→ **Given instruction**
Reproduce the records below in their entirety, character for character.

→ **Data records**
## Begin
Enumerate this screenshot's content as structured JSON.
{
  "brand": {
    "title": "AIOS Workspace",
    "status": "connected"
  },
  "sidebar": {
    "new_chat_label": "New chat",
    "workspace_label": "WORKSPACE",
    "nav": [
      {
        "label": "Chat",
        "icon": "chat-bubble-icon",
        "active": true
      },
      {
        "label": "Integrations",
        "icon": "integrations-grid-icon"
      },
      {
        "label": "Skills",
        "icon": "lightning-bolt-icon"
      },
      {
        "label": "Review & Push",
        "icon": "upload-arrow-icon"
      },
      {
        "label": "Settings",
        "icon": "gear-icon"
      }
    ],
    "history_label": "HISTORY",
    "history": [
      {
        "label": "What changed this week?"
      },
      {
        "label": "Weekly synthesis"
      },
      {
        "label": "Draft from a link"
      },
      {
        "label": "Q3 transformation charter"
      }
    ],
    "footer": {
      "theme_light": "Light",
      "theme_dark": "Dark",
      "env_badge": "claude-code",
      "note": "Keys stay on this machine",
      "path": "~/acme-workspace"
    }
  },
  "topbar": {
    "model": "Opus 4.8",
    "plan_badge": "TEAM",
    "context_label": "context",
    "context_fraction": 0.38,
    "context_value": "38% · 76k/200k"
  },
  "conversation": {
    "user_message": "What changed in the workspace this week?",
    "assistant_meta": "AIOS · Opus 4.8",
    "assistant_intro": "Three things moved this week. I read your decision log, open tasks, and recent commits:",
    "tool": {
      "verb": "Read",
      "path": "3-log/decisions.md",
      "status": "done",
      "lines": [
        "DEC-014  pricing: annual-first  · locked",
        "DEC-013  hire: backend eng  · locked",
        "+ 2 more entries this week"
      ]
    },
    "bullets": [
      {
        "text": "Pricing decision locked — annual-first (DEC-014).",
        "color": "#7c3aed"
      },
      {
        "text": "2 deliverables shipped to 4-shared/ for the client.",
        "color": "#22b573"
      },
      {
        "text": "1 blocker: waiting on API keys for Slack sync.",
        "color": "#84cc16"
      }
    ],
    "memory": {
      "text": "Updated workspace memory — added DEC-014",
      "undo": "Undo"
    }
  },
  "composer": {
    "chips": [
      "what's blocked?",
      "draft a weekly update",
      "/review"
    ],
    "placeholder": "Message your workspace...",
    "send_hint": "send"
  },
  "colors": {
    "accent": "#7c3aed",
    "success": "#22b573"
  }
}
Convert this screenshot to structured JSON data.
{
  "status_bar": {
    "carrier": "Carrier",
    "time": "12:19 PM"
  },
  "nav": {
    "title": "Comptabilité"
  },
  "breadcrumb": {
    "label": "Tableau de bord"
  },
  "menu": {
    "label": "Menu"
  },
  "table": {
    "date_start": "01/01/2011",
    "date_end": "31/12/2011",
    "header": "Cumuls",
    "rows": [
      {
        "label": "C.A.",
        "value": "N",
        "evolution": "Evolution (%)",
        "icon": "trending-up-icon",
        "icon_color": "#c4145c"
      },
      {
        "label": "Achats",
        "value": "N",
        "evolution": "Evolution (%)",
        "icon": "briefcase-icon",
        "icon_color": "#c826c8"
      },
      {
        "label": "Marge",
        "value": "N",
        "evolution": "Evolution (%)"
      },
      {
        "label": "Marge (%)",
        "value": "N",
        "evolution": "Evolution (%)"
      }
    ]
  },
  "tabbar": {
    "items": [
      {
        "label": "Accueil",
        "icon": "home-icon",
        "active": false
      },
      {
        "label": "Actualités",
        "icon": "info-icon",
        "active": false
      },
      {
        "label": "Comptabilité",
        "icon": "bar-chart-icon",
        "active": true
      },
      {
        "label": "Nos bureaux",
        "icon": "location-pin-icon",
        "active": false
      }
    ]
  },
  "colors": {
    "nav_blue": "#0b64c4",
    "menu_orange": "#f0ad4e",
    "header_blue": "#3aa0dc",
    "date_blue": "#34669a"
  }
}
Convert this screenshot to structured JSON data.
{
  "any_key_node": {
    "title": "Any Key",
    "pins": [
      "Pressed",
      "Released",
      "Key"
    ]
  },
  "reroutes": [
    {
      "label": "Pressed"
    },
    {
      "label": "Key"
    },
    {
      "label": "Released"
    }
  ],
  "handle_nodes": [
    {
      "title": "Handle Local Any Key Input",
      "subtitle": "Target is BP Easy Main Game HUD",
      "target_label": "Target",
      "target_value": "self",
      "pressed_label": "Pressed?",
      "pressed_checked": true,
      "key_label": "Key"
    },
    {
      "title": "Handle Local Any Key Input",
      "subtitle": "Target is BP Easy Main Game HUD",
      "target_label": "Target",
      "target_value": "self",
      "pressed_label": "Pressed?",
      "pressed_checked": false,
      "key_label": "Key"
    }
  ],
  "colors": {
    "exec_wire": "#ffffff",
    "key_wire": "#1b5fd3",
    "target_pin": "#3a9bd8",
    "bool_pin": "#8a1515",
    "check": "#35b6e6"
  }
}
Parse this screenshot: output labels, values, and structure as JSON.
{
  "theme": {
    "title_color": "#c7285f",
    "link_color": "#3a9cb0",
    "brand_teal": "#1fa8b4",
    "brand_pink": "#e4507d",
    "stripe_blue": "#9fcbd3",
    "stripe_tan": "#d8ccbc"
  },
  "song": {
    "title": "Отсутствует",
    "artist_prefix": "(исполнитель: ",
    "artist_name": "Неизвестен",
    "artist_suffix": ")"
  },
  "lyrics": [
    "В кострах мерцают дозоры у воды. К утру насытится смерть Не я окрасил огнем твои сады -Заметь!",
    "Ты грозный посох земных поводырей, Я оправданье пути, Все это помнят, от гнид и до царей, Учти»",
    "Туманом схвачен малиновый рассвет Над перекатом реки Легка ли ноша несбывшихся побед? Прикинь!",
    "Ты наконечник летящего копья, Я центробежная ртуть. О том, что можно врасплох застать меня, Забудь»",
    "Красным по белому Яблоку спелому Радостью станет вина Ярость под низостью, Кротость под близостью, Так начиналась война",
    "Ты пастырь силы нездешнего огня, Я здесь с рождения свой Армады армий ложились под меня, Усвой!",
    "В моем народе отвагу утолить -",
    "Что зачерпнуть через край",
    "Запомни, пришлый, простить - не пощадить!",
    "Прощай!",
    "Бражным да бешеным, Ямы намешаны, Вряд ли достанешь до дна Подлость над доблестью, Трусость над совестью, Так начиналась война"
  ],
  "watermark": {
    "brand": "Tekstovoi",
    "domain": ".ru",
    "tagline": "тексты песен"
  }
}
## End
→ **Reply to the exercise**
Enumerate this screenshot's content as structured JSON.
{
  "brand": {
    "title": "AIOS Workspace",
    "status": "connected"
  },
  "sidebar": {
    "new_chat_label": "New chat",
    "workspace_label": "WORKSPACE",
    "nav": [
      {
        "label": "Chat",
        "icon": "chat-bubble-icon",
        "active": true
      },
      {
        "label": "Integrations",
        "icon": "integrations-grid-icon"
      },
      {
        "label": "Skills",
        "icon": "lightning-bolt-icon"
      },
      {
        "label": "Review & Push",
        "icon": "upload-arrow-icon"
      },
      {
        "label": "Settings",
        "icon": "gear-icon"
      }
    ],
    "history_label": "HISTORY",
    "history": [
      {
        "label": "What changed this week?"
      },
      {
        "label": "Weekly synthesis"
      },
      {
        "label": "Draft from a link"
      },
      {
        "label": "Q3 transformation charter"
      }
    ],
    "footer": {
      "theme_light": "Light",
      "theme_dark": "Dark",
      "env_badge": "claude-code",
      "note": "Keys stay on this machine",
      "path": "~/acme-workspace"
    }
  },
  "topbar": {
    "model": "Opus 4.8",
    "plan_badge": "TEAM",
    "context_label": "context",
    "context_fraction": 0.38,
    "context_value": "38% · 76k/200k"
  },
  "conversation": {
    "user_message": "What changed in the workspace this week?",
    "assistant_meta": "AIOS · Opus 4.8",
    "assistant_intro": "Three things moved this week. I read your decision log, open tasks, and recent commits:",
    "tool": {
      "verb": "Read",
      "path": "3-log/decisions.md",
      "status": "done",
      "lines": [
        "DEC-014  pricing: annual-first  · locked",
        "DEC-013  hire: backend eng  · locked",
        "+ 2 more entries this week"
      ]
    },
    "bullets": [
      {
        "text": "Pricing decision locked — annual-first (DEC-014).",
        "color": "#7c3aed"
      },
      {
        "text": "2 deliverables shipped to 4-shared/ for the client.",
        "color": "#22b573"
      },
      {
        "text": "1 blocker: waiting on API keys for Slack sync.",
        "color": "#84cc16"
      }
    ],
    "memory": {
      "text": "Updated workspace memory — added DEC-014",
      "undo": "Undo"
    }
  },
  "composer": {
    "chips": [
      "what's blocked?",
      "draft a weekly update",
      "/review"
    ],
    "placeholder": "Message your workspace...",
    "send_hint": "send"
  },
  "colors": {
    "accent": "#7c3aed",
    "success": "#22b573"
  }
}
Convert this screenshot to structured JSON data.
{
  "status_bar": {
    "carrier": "Carrier",
    "time": "12:19 PM"
  },
  "nav": {
    "title": "Comptabilité"
  },
  "breadcrumb": {
    "label": "Tableau de bord"
  },
  "menu": {
    "label": "Menu"
  },
  "table": {
    "date_start": "01/01/2011",
    "date_end": "31/12/2011",
    "header": "Cumuls",
    "rows": [
      {
        "label": "C.A.",
        "value": "N",
        "evolution": "Evolution (%)",
        "icon": "trending-up-icon",
        "icon_color": "#c4145c"
      },
      {
        "label": "Achats",
        "value": "N",
        "evolution": "Evolution (%)",
        "icon": "briefcase-icon",
        "icon_color": "#c826c8"
      },
      {
        "label": "Marge",
        "value": "N",
        "evolution": "Evolution (%)"
      },
      {
        "label": "Marge (%)",
        "value": "N",
        "evolution": "Evolution (%)"
      }
    ]
  },
  "tabbar": {
    "items": [
      {
        "label": "Accueil",
        "icon": "home-icon",
        "active": false
      },
      {
        "label": "Actualités",
        "icon": "info-icon",
        "active": false
      },
      {
        "label": "Comptabilité",
        "icon": "bar-chart-icon",
        "active": true
      },
      {
        "label": "Nos bureaux",
        "icon": "location-pin-icon",
        "active": false
      }
    ]
  },
  "colors": {
    "nav_blue": "#0b64c4",
    "menu_orange": "#f0ad4e",
    "header_blue": "#3aa0dc",
    "date_blue": "#34669a"
  }
}
Convert this screenshot to structured JSON data.
{
  "any_key_node": {
    "title": "Any Key",
    "pins": [
      "Pressed",
      "Released",
      "Key"
    ]
  },
  "reroutes": [
    {
      "label": "Pressed"
    },
    {
      "label": "Key"
    },
    {
      "label": "Released"
    }
  ],
  "handle_nodes": [
    {
      "title": "Handle Local Any Key Input",
      "subtitle": "Target is BP Easy Main Game HUD",
      "target_label": "Target",
      "target_value": "self",
      "pressed_label": "Pressed?",
      "pressed_checked": true,
      "key_label": "Key"
    },
    {
      "title": "Handle Local Any Key Input",
      "subtitle": "Target is BP Easy Main Game HUD",
      "target_label": "Target",
      "target_value": "self",
      "pressed_label": "Pressed?",
      "pressed_checked": false,
      "key_label": "Key"
    }
  ],
  "colors": {
    "exec_wire": "#ffffff",
    "key_wire": "#1b5fd3",
    "target_pin": "#3a9bd8",
    "bool_pin": "#8a1515",
    "check": "#35b6e6"
  }
}
Parse this screenshot: output labels, values, and structure as JSON.
{
  "theme": {
    "title_color": "#c7285f",
    "link_color": "#3a9cb0",
    "brand_teal": "#1fa8b4",
    "brand_pink": "#e4507d",
    "stripe_blue": "#9fcbd3",
    "stripe_tan": "#d8ccbc"
  },
  "song": {
    "title": "Отсутствует",
    "artist_prefix": "(исполнитель: ",
    "artist_name": "Неизвестен",
    "artist_suffix": ")"
  },
  "lyrics": [
    "В кострах мерцают дозоры у воды. К утру насытится смерть Не я окрасил огнем твои сады -Заметь!",
    "Ты грозный посох земных поводырей, Я оправданье пути, Все это помнят, от гнид и до царей, Учти»",
    "Туманом схвачен малиновый рассвет Над перекатом реки Легка ли ноша несбывшихся побед? Прикинь!",
    "Ты наконечник летящего копья, Я центробежная ртуть. О том, что можно врасплох застать меня, Забудь»",
    "Красным по белому Яблоку спелому Радостью станет вина Ярость под низостью, Кротость под близостью, Так начиналась война",
    "Ты пастырь силы нездешнего огня, Я здесь с рождения свой Армады армий ложились под меня, Усвой!",
    "В моем народе отвагу утолить -",
    "Что зачерпнуть через край",
    "Запомни, пришлый, простить - не пощадить!",
    "Прощай!",
    "Бражным да бешеным, Ямы намешаны, Вряд ли достанешь до дна Подлость над доблестью, Трусость над совестью, Так начиналась война"
  ],
  "watermark": {
    "brand": "Tekstovoi",
    "domain": ".ru",
    "tagline": "тексты песен"
  }
}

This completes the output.